_Texte:_

Intervention de David Assouline

Réunion du 3 février 2011 à 9h30
Immigration intégration et nationalité — Article 2

Photo de David AssoulineDavid Assouline :

Ce débat révèle tout d’abord les obstacles, toujours plus hauts, qui sont placés dans le processus de naturalisation.

Dans la logique même de la politique de la majorité, établissant des distinctions y compris dans les droits attachés à la citoyenneté – par exemple, le droit de vote aux élections locales ou nationales des étrangers en situation régulière en France –, il y a un problème.

La majorité estime qu’un étranger résidant en France doit être naturalisé s’il souhaite pouvoir exercer des droits civiques et elle ne cesse, à chaque fois qu’elle est au pouvoir – cela fait maintenant dix ans qu’elle y est –, de limiter, de conditionner, de rendre plus difficile cette acquisition de la nationalité.

Au fond, monsieur le ministre, votre doctrine est claire et vous aurez du mal, sur ces bases, non seulement à permettre les naturalisations, mais aussi à créer une dynamique de société en faveur de l’intégration des étrangers vivant sur notre sol et en faveur du « vivre ensemble ».

Quel que soit le sens que vous voulez lui donner, l’assimilation est une notion à laquelle nous devons réellement réfléchir.

_Données fournies:_
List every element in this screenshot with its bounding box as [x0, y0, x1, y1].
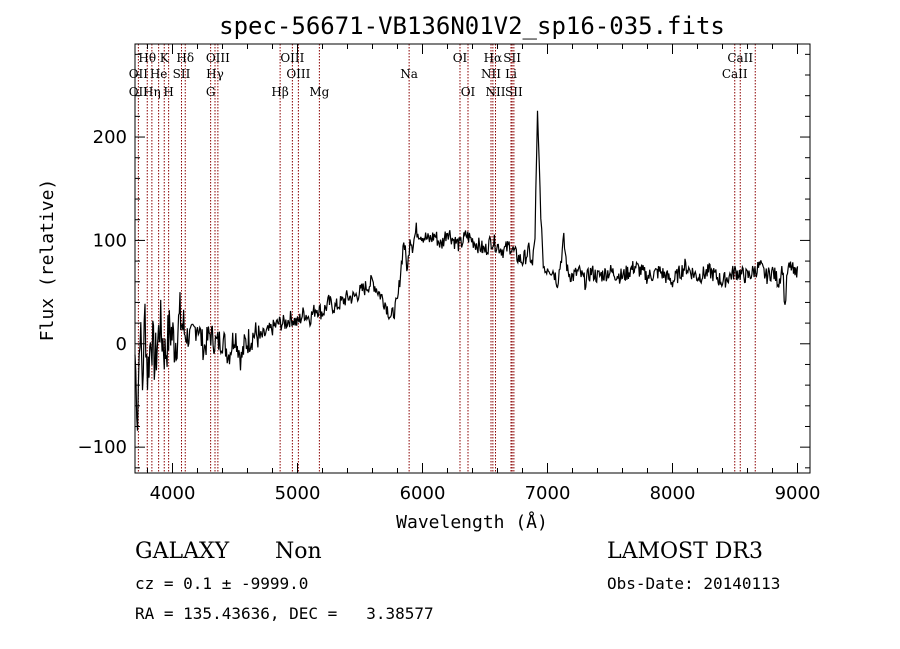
spectral-lines-layer — [137, 44, 756, 473]
spectral-line-label: K — [160, 51, 170, 65]
spectral-line-label: G — [206, 85, 216, 99]
spectral-line-label: Li — [505, 67, 517, 81]
spectral-line-label: NII — [481, 67, 501, 81]
spectral-line-label: NII — [486, 85, 506, 99]
spectral-line-label: Mg — [309, 85, 329, 99]
spectral-line-label: CaII — [722, 67, 748, 81]
spectral-line-label: SII — [503, 51, 521, 65]
spectral-line-label: CaII — [727, 51, 753, 65]
object-class: GALAXY — [135, 539, 230, 564]
y-axis-label: Flux (relative) — [37, 179, 58, 342]
spectral-line-label: OII — [129, 67, 149, 81]
spectral-line-label: OII — [129, 85, 149, 99]
plot-frame — [134, 43, 811, 474]
x-tick-label: 7000 — [525, 483, 571, 504]
spectral-line-label: Na — [400, 67, 418, 81]
spectral-line-label: OIII — [206, 51, 230, 65]
y-tick-label: 200 — [93, 127, 127, 148]
y-tick-label: 0 — [116, 334, 127, 355]
spectral-line-label: OIII — [280, 51, 304, 65]
object-subclass: Non — [275, 539, 322, 564]
x-tick-label: 8000 — [650, 483, 696, 504]
spectral-line-label: OI — [453, 51, 468, 65]
spectral-line-label: SII — [173, 67, 191, 81]
coordinates: RA = 135.43636, DEC = 3.38577 — [135, 604, 434, 623]
spectral-line-label: Hα — [484, 51, 503, 65]
spectral-line-label: Hδ — [176, 51, 194, 65]
chart-title: spec-56671-VB136N01V2_sp16-035.fits — [219, 12, 725, 40]
spectral-line-label: Hγ — [206, 67, 224, 81]
spectral-line-label: OIII — [286, 67, 310, 81]
survey-name: LAMOST DR3 — [607, 539, 763, 564]
spectrum-series-line — [134, 110, 799, 431]
spectral-line-label: OI — [461, 85, 476, 99]
y-tick-label: 100 — [93, 230, 127, 251]
spectral-line-label: Hθ — [138, 51, 156, 65]
spectral-line-label: He — [150, 67, 168, 81]
spectral-line-label: Hβ — [271, 85, 288, 99]
observation-date: Obs-Date: 20140113 — [607, 574, 781, 593]
redshift-value: cz = 0.1 ± -9999.0 — [135, 574, 309, 593]
x-axis-label: Wavelength (Å) — [396, 511, 548, 533]
x-tick-label: 5000 — [275, 483, 321, 504]
y-tick-label: −100 — [78, 437, 127, 458]
spectral-line-label: H — [163, 85, 173, 99]
spectral-line-label: Hη — [143, 85, 161, 99]
axis-ticks: 4000 5000 6000 7000 8000 9000 −100 0 100 200 — [78, 44, 821, 504]
spectral-line-label: SII — [505, 85, 523, 99]
x-tick-label: 9000 — [775, 483, 821, 504]
x-tick-label: 4000 — [150, 483, 196, 504]
x-tick-label: 6000 — [400, 483, 446, 504]
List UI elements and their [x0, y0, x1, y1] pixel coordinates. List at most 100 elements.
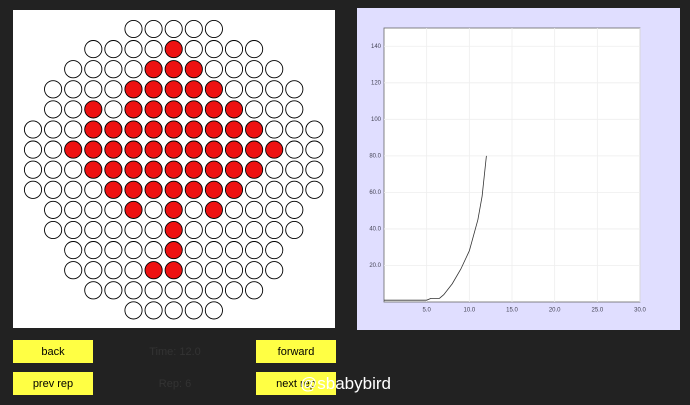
cell	[265, 60, 284, 79]
cell	[245, 200, 264, 219]
cell	[144, 200, 163, 219]
cell	[285, 200, 304, 219]
cell	[184, 261, 203, 280]
cell	[265, 200, 284, 219]
cell	[144, 120, 163, 139]
cell	[44, 160, 63, 179]
cell	[204, 60, 223, 79]
cell	[44, 140, 63, 159]
cell	[224, 160, 244, 179]
cell	[104, 40, 123, 59]
next-rep-button[interactable]: next rep	[256, 372, 336, 395]
cell	[204, 261, 223, 280]
cell	[224, 180, 244, 199]
cell	[104, 120, 123, 139]
cell	[44, 100, 63, 119]
cell	[285, 180, 304, 199]
cell-grid	[13, 10, 335, 328]
cell	[305, 160, 324, 179]
cell	[245, 120, 264, 139]
chart: 20.0 40.0 60.0 80.0 100 120 140 5.0 10.0 15.0 20.0…	[357, 8, 680, 330]
back-button[interactable]: back	[13, 340, 93, 363]
cell	[124, 200, 143, 219]
cell	[265, 120, 284, 139]
cell	[104, 180, 123, 199]
cell	[144, 281, 163, 300]
cell	[124, 60, 143, 79]
cell	[184, 120, 203, 139]
cell	[64, 200, 83, 219]
cell	[245, 100, 264, 119]
cell	[124, 261, 143, 280]
cell	[44, 180, 63, 199]
x-tick-label: 20.0	[549, 308, 561, 314]
cell	[265, 140, 284, 159]
cell	[265, 180, 284, 199]
cell	[144, 301, 163, 320]
cell	[164, 40, 183, 59]
cell	[184, 180, 203, 199]
cell	[204, 241, 223, 260]
cell	[184, 301, 203, 320]
cell	[124, 100, 143, 119]
cell	[285, 160, 304, 179]
cell	[164, 19, 183, 39]
cell	[265, 100, 284, 119]
cell	[84, 241, 103, 260]
cell	[204, 200, 223, 219]
cell	[245, 281, 264, 300]
cell	[124, 281, 143, 300]
cell	[64, 100, 83, 119]
cell	[84, 261, 103, 280]
cell	[144, 40, 163, 59]
data-line	[384, 155, 487, 301]
cell	[285, 220, 304, 240]
cell	[23, 160, 43, 179]
cell	[224, 200, 244, 219]
cell	[44, 200, 63, 219]
cell	[224, 281, 244, 300]
cell	[184, 200, 203, 219]
cell	[245, 180, 264, 199]
cell	[104, 100, 123, 119]
cell	[164, 241, 183, 260]
cell	[265, 220, 284, 240]
cell	[144, 100, 163, 119]
cell	[124, 180, 143, 199]
cell	[104, 140, 123, 159]
cell	[245, 80, 264, 99]
cell	[124, 140, 143, 159]
cell	[285, 80, 304, 99]
cell	[265, 80, 284, 99]
cell	[84, 220, 103, 240]
cell	[84, 40, 103, 59]
cell	[245, 60, 264, 79]
rep-label: Rep: 6	[158, 378, 192, 390]
cell	[104, 261, 123, 280]
cell	[204, 301, 223, 320]
time-label: Time: 12.0	[149, 346, 201, 358]
cell	[84, 100, 103, 119]
cell	[64, 180, 83, 199]
cell	[184, 80, 203, 99]
y-tick-label: 80.0	[369, 153, 381, 159]
cell	[245, 241, 264, 260]
forward-button[interactable]: forward	[256, 340, 336, 363]
cell	[64, 160, 83, 179]
cell	[164, 281, 183, 300]
cell	[265, 241, 284, 260]
cell	[84, 160, 103, 179]
cell	[164, 100, 183, 119]
cell	[84, 80, 103, 99]
cell	[305, 120, 324, 139]
cell	[245, 160, 264, 179]
cell	[164, 80, 183, 99]
prev-rep-button[interactable]: prev rep	[13, 372, 93, 395]
cell	[164, 261, 183, 280]
cell	[104, 241, 123, 260]
x-tick-label: 10.0	[463, 308, 475, 314]
cell	[204, 180, 223, 199]
cell	[305, 180, 324, 199]
cell	[184, 160, 203, 179]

_Exercices:_
1. Recopiez fidèlement, dans l'intervention de David Assouline, le passage qui va de « Intervention de David » jusqu'à « de la nationalité. ».
2. Poursuivez, s'il vous plaît, l'intervention de David Assouline à partir de sa dernière phrase.

_Corrigé détaillé:_
1.
Intervention de David Assouline

Réunion du 3 février 2011 à 9h30
Immigration intégration et nationalité — Article 2

Photo de David AssoulineDavid Assouline :

Ce débat révèle tout d’abord les obstacles, toujours plus hauts, qui sont placés dans le processus de naturalisation.

Dans la logique même de la politique de la majorité, établissant des distinctions y compris dans les droits attachés à la citoyenneté – par exemple, le droit de vote aux élections locales ou nationales des étrangers en situation régulière en France –, il y a un problème.

La majorité estime qu’un étranger résidant en France doit être naturalisé s’il souhaite pouvoir exercer des droits civiques et elle ne cesse, à chaque fois qu’elle est au pouvoir – cela fait maintenant dix ans qu’elle y est –, de limiter, de conditionner, de rendre plus difficile cette acquisition de la nationalité.

2.
Au xixe siècle, peut-être avec de bonnes intentions, on est allé coloniser un certain nombre de territoires, en prétendant assimiler et apporter la véritable civilisation. Au début du siècle dernier, on partageait toujours cette même conception, tout en étant profondément attaché à la République… Aujourd’hui, il faut bien constater que, à un moment donné, quelque chose n’a pas fonctionné !

L’identité de la République, de la Nation s’est constituée autour des gigantesques vagues d’immigration qui se succèdent depuis le milieu du xixe siècle et des apports de cultures différentes. Européennes au début, celles-ci ont ensuite été principalement méditerranéennes et sont maintenant de toutes origines, notamment asiatique.

Le terme « assimilation » nous renvoie précisément à l’idée d’une culture unique, et n’a donc rien à voir avec le contrat social. Or, respectant en cela la tradition de la République, nous sommes favorables à l’intégration par le contrat social.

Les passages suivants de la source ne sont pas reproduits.